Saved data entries

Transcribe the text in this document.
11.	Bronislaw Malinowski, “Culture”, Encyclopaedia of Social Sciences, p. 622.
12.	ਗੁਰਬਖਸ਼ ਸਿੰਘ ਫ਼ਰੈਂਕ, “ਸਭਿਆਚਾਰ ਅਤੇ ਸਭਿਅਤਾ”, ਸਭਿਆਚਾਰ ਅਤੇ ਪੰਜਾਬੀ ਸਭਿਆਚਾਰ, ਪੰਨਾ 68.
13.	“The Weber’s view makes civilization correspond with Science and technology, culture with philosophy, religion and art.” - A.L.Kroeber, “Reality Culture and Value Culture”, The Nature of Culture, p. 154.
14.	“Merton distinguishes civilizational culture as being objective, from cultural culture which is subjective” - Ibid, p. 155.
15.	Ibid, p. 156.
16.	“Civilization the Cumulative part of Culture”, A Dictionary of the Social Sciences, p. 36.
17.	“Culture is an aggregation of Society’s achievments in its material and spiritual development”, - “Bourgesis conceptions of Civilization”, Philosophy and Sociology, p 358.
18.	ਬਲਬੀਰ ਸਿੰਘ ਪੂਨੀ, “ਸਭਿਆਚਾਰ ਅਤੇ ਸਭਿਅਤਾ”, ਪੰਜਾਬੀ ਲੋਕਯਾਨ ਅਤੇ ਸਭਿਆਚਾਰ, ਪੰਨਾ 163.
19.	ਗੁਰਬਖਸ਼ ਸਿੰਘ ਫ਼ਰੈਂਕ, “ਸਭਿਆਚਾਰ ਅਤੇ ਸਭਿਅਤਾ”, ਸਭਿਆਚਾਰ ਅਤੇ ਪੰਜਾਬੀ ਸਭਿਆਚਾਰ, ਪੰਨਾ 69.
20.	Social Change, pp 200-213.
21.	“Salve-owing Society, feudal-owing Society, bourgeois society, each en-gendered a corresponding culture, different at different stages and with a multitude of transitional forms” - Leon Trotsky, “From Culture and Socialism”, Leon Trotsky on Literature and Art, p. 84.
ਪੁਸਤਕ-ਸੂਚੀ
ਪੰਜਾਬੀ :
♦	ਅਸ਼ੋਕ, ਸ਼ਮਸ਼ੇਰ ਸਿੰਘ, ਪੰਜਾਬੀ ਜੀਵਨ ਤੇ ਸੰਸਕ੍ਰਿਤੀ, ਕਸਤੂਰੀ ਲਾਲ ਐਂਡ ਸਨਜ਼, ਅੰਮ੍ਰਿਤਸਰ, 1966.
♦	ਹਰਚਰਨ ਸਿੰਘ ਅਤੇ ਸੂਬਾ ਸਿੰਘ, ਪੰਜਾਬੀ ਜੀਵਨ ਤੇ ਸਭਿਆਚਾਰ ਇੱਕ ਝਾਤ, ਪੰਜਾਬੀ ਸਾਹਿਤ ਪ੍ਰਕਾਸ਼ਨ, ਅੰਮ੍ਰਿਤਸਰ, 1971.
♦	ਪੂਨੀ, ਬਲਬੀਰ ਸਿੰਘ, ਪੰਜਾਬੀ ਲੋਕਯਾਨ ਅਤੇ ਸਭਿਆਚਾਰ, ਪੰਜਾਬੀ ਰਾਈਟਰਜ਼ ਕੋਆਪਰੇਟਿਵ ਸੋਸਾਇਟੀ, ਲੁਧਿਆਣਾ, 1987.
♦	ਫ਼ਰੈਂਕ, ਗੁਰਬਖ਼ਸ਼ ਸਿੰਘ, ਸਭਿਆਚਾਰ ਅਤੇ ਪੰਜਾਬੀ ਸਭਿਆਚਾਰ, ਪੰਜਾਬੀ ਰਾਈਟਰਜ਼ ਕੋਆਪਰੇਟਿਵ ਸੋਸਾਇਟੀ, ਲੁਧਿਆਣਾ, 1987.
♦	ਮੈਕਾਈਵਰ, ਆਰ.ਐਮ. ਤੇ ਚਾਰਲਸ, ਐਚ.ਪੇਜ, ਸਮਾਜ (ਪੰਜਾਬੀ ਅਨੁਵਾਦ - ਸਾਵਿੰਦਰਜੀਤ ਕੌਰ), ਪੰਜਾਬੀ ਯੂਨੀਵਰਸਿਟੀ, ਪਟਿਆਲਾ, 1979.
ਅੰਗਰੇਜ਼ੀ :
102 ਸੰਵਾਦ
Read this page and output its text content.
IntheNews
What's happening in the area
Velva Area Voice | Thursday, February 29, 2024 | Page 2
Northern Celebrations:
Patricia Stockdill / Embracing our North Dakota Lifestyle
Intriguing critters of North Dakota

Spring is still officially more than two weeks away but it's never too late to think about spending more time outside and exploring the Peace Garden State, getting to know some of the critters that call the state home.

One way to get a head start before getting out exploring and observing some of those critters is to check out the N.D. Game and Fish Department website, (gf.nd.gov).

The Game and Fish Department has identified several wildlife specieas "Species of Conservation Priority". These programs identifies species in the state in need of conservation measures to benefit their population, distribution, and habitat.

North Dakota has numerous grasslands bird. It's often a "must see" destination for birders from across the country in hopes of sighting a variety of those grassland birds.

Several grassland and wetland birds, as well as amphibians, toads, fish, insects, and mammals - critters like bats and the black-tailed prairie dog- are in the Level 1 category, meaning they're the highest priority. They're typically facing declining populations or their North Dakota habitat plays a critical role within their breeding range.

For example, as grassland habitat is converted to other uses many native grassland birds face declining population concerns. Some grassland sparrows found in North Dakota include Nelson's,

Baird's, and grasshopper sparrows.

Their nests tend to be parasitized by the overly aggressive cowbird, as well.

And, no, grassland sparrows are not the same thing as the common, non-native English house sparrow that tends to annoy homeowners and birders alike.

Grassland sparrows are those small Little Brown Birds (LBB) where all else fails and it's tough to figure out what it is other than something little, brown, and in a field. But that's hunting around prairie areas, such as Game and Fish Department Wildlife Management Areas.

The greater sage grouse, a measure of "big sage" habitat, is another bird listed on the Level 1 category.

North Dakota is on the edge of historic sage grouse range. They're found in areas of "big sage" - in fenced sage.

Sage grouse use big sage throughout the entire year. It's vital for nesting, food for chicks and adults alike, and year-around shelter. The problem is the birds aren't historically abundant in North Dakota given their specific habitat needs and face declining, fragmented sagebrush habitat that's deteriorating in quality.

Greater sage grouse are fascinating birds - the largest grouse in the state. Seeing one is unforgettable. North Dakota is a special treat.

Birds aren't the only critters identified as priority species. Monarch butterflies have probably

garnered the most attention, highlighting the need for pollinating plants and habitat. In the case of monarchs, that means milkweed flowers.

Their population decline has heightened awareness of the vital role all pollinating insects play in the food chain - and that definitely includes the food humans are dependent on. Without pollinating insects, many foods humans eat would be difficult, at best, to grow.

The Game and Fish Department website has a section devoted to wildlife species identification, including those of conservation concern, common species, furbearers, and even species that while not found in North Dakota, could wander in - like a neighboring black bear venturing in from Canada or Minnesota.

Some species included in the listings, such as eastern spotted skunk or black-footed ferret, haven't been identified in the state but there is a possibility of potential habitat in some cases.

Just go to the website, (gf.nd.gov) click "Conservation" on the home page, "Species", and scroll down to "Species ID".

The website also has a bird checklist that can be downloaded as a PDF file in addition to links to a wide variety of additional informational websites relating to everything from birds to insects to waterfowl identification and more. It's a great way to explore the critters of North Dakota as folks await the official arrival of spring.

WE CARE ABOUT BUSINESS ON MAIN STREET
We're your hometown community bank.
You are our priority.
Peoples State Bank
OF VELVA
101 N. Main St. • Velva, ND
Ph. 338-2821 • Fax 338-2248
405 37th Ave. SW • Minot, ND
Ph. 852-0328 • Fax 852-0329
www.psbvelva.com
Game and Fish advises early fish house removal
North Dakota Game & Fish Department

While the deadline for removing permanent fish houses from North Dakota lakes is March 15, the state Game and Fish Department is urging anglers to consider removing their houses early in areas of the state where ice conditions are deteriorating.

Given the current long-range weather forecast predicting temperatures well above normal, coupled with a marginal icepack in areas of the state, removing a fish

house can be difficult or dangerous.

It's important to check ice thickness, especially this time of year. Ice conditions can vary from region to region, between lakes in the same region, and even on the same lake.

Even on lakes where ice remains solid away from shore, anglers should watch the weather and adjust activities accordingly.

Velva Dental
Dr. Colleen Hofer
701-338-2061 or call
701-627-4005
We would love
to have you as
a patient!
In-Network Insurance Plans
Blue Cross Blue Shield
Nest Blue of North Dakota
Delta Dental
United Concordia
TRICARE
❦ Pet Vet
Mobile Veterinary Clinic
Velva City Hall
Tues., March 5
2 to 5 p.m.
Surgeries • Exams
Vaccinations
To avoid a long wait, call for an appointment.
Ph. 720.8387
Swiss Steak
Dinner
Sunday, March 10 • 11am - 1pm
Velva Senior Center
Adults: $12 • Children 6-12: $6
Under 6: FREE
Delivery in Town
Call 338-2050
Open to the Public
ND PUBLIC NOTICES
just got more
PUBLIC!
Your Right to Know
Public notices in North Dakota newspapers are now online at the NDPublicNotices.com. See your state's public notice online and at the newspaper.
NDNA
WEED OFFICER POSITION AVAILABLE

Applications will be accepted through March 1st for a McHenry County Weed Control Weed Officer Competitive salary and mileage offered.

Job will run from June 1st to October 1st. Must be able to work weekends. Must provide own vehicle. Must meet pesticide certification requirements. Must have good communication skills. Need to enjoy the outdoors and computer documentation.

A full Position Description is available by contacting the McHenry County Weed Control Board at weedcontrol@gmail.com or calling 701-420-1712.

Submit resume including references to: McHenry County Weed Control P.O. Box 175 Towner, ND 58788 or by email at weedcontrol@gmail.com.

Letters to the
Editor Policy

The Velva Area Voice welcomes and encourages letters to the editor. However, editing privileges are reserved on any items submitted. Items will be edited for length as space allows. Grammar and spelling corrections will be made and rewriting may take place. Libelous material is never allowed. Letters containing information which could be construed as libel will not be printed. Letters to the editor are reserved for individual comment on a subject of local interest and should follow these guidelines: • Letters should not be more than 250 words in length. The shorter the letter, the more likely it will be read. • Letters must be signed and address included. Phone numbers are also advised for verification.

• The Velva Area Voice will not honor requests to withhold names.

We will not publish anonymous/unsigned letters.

Given instruction:
Show each line in the entries that holds the string "weedcontrol".

Exercise answer:
A full Position Description is available by contacting the McHenry County Weed Control Board at weedcontrol@gmail.com or calling 701-420-1712.
Submit resume including references to: McHenry County Weed Control P.O. Box 175 Towner, ND 58788 or by email at weedcontrol@gmail.com.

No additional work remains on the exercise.